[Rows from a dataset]

────────────────────

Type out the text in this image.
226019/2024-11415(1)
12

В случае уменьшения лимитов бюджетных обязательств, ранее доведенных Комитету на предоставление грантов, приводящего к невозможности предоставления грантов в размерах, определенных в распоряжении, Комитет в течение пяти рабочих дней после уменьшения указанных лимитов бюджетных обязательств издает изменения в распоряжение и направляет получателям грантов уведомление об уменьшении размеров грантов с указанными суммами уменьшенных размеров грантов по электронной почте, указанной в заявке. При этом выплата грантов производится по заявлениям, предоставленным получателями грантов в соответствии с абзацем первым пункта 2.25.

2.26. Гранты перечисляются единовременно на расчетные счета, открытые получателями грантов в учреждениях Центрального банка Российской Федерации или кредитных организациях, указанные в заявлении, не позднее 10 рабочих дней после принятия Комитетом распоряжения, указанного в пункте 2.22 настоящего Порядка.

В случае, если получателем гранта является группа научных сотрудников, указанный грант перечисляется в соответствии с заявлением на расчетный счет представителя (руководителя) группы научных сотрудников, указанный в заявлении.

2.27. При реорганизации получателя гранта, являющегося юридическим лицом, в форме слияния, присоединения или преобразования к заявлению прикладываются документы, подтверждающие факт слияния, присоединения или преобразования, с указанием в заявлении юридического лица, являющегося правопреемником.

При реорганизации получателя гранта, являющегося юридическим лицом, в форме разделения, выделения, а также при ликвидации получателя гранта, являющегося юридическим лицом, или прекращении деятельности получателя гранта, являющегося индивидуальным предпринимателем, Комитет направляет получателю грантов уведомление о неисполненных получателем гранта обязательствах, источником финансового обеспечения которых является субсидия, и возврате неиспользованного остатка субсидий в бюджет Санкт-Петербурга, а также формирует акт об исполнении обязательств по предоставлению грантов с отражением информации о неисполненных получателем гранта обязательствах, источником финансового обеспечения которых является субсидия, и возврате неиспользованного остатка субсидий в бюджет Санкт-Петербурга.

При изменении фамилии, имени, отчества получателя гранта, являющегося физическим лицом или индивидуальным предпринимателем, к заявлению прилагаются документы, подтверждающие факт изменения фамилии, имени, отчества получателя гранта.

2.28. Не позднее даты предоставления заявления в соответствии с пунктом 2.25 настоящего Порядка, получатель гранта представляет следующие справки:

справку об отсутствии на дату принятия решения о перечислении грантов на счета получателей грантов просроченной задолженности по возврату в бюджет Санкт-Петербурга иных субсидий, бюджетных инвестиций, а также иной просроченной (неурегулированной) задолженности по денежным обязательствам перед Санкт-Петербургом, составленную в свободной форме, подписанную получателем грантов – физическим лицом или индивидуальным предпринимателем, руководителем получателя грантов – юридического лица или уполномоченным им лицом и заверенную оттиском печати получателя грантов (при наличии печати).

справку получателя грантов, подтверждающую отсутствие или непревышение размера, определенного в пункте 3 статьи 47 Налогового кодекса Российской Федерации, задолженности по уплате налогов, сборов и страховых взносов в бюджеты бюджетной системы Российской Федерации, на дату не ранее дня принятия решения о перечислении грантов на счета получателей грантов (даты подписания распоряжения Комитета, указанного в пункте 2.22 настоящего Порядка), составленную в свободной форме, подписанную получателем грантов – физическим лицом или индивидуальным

────────────────────

Copy out every line of the data above, exactly as given.

→ WRITTEN ANSWER
Type out the text in this image.
226019/2024-11415(1)
12

В случае уменьшения лимитов бюджетных обязательств, ранее доведенных Комитету на предоставление грантов, приводящего к невозможности предоставления грантов в размерах, определенных в распоряжении, Комитет в течение пяти рабочих дней после уменьшения указанных лимитов бюджетных обязательств издает изменения в распоряжение и направляет получателям грантов уведомление об уменьшении размеров грантов с указанными суммами уменьшенных размеров грантов по электронной почте, указанной в заявке. При этом выплата грантов производится по заявлениям, предоставленным получателями грантов в соответствии с абзацем первым пункта 2.25.

2.26. Гранты перечисляются единовременно на расчетные счета, открытые получателями грантов в учреждениях Центрального банка Российской Федерации или кредитных организациях, указанные в заявлении, не позднее 10 рабочих дней после принятия Комитетом распоряжения, указанного в пункте 2.22 настоящего Порядка.

В случае, если получателем гранта является группа научных сотрудников, указанный грант перечисляется в соответствии с заявлением на расчетный счет представителя (руководителя) группы научных сотрудников, указанный в заявлении.

2.27. При реорганизации получателя гранта, являющегося юридическим лицом, в форме слияния, присоединения или преобразования к заявлению прикладываются документы, подтверждающие факт слияния, присоединения или преобразования, с указанием в заявлении юридического лица, являющегося правопреемником.

При реорганизации получателя гранта, являющегося юридическим лицом, в форме разделения, выделения, а также при ликвидации получателя гранта, являющегося юридическим лицом, или прекращении деятельности получателя гранта, являющегося индивидуальным предпринимателем, Комитет направляет получателю грантов уведомление о неисполненных получателем гранта обязательствах, источником финансового обеспечения которых является субсидия, и возврате неиспользованного остатка субсидий в бюджет Санкт-Петербурга, а также формирует акт об исполнении обязательств по предоставлению грантов с отражением информации о неисполненных получателем гранта обязательствах, источником финансового обеспечения которых является субсидия, и возврате неиспользованного остатка субсидий в бюджет Санкт-Петербурга.

При изменении фамилии, имени, отчества получателя гранта, являющегося физическим лицом или индивидуальным предпринимателем, к заявлению прилагаются документы, подтверждающие факт изменения фамилии, имени, отчества получателя гранта.

2.28. Не позднее даты предоставления заявления в соответствии с пунктом 2.25 настоящего Порядка, получатель гранта представляет следующие справки:

справку об отсутствии на дату принятия решения о перечислении грантов на счета получателей грантов просроченной задолженности по возврату в бюджет Санкт-Петербурга иных субсидий, бюджетных инвестиций, а также иной просроченной (неурегулированной) задолженности по денежным обязательствам перед Санкт-Петербургом, составленную в свободной форме, подписанную получателем грантов – физическим лицом или индивидуальным предпринимателем, руководителем получателя грантов – юридического лица или уполномоченным им лицом и заверенную оттиском печати получателя грантов (при наличии печати).

справку получателя грантов, подтверждающую отсутствие или непревышение размера, определенного в пункте 3 статьи 47 Налогового кодекса Российской Федерации, задолженности по уплате налогов, сборов и страховых взносов в бюджеты бюджетной системы Российской Федерации, на дату не ранее дня принятия решения о перечислении грантов на счета получателей грантов (даты подписания распоряжения Комитета, указанного в пункте 2.22 настоящего Порядка), составленную в свободной форме, подписанную получателем грантов – физическим лицом или индивидуальным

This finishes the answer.